DIRECTIVE: Gather up every line from the entries below that uses the word "title".

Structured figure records
>>

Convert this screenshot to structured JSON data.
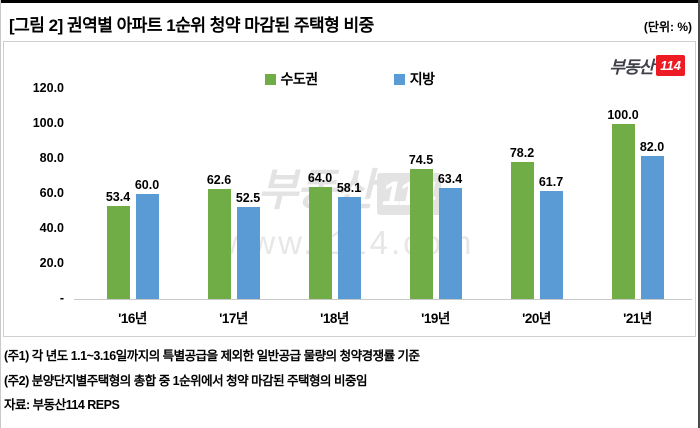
{
  "header": {
    "title": "[그림 2] 권역별 아파트 1순위 청약 마감된 주택형 비중",
    "unit": "(단위: %)"
  },
  "logo": {
    "brand": "부동산",
    "number": "114",
    "brand_color": "#3f4049",
    "box_color": "#ed1c24"
  },
  "watermark": {
    "brand": "부동산",
    "brand_number": "114",
    "url": "www.r114.com"
  },
  "chart_data": {
    "type": "bar",
    "title": "권역별 아파트 1순위 청약 마감된 주택형 비중",
    "unit": "%",
    "categories": [
      "'16년",
      "'17년",
      "'18년",
      "'19년",
      "'20년",
      "'21년"
    ],
    "series": [
      {
        "name": "수도권",
        "color": "#70AD47",
        "values": [
          53.4,
          62.6,
          64.0,
          74.5,
          78.2,
          100.0
        ]
      },
      {
        "name": "지방",
        "color": "#5B9BD5",
        "values": [
          60.0,
          52.5,
          58.1,
          63.4,
          61.7,
          82.0
        ]
      }
    ],
    "ylim": [
      0,
      120
    ],
    "yticks": [
      {
        "label": "120.0",
        "value": 120
      },
      {
        "label": "100.0",
        "value": 100
      },
      {
        "label": "80.0",
        "value": 80
      },
      {
        "label": "60.0",
        "value": 60
      },
      {
        "label": "40.0",
        "value": 40
      },
      {
        "label": "20.0",
        "value": 20
      },
      {
        "label": "-",
        "value": 0
      }
    ],
    "grid": false,
    "legend_position": "top-center",
    "data_labels": true
  },
  "footnotes": [
    "(주1) 각 년도 1.1~3.16일까지의 특별공급을 제외한 일반공급 물량의 청약경쟁률 기준",
    "(주2) 분양단지별주택형의 총합 중 1순위에서 청약 마감된 주택형의 비중임",
    "자료: 부동산114 REPS"
  ]
}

<<

SOLUTION TO THIS EXERCISE:
    "title": "[그림 2] 권역별 아파트 1순위 청약 마감된 주택형 비중",
    "title": "권역별 아파트 1순위 청약 마감된 주택형 비중",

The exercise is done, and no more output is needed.